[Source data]
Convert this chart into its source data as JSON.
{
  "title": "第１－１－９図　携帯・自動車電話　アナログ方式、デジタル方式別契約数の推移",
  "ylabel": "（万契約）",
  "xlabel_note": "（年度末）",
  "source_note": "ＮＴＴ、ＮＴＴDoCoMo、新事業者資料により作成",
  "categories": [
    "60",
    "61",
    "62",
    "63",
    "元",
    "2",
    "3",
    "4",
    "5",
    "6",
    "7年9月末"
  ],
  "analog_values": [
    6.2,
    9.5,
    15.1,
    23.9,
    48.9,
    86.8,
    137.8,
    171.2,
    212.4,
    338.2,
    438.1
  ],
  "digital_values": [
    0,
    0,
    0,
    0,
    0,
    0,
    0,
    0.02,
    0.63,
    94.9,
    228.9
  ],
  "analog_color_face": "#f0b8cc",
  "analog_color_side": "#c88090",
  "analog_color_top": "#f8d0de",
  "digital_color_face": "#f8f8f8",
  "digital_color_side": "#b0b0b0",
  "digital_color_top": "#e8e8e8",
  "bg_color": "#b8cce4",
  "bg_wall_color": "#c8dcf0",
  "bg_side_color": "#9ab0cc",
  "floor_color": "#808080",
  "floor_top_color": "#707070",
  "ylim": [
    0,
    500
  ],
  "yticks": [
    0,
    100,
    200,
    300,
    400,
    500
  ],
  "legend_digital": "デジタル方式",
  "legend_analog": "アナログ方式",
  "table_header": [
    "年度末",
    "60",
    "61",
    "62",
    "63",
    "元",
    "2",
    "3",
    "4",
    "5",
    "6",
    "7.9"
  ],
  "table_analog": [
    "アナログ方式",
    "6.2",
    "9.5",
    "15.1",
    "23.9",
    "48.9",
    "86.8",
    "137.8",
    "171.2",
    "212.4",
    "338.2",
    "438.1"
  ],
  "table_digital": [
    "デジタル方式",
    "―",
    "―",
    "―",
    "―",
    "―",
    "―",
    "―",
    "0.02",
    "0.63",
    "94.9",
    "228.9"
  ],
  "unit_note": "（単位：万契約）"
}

## What is asked
Extract the full set of entries word for word.

## Exercise answer
Convert this chart into its source data as JSON.
{
  "title": "第１－１－９図　携帯・自動車電話　アナログ方式、デジタル方式別契約数の推移",
  "ylabel": "（万契約）",
  "xlabel_note": "（年度末）",
  "source_note": "ＮＴＴ、ＮＴＴDoCoMo、新事業者資料により作成",
  "categories": [
    "60",
    "61",
    "62",
    "63",
    "元",
    "2",
    "3",
    "4",
    "5",
    "6",
    "7年9月末"
  ],
  "analog_values": [
    6.2,
    9.5,
    15.1,
    23.9,
    48.9,
    86.8,
    137.8,
    171.2,
    212.4,
    338.2,
    438.1
  ],
  "digital_values": [
    0,
    0,
    0,
    0,
    0,
    0,
    0,
    0.02,
    0.63,
    94.9,
    228.9
  ],
  "analog_color_face": "#f0b8cc",
  "analog_color_side": "#c88090",
  "analog_color_top": "#f8d0de",
  "digital_color_face": "#f8f8f8",
  "digital_color_side": "#b0b0b0",
  "digital_color_top": "#e8e8e8",
  "bg_color": "#b8cce4",
  "bg_wall_color": "#c8dcf0",
  "bg_side_color": "#9ab0cc",
  "floor_color": "#808080",
  "floor_top_color": "#707070",
  "ylim": [
    0,
    500
  ],
  "yticks": [
    0,
    100,
    200,
    300,
    400,
    500
  ],
  "legend_digital": "デジタル方式",
  "legend_analog": "アナログ方式",
  "table_header": [
    "年度末",
    "60",
    "61",
    "62",
    "63",
    "元",
    "2",
    "3",
    "4",
    "5",
    "6",
    "7.9"
  ],
  "table_analog": [
    "アナログ方式",
    "6.2",
    "9.5",
    "15.1",
    "23.9",
    "48.9",
    "86.8",
    "137.8",
    "171.2",
    "212.4",
    "338.2",
    "438.1"
  ],
  "table_digital": [
    "デジタル方式",
    "―",
    "―",
    "―",
    "―",
    "―",
    "―",
    "―",
    "0.02",
    "0.63",
    "94.9",
    "228.9"
  ],
  "unit_note": "（単位：万契約）"
}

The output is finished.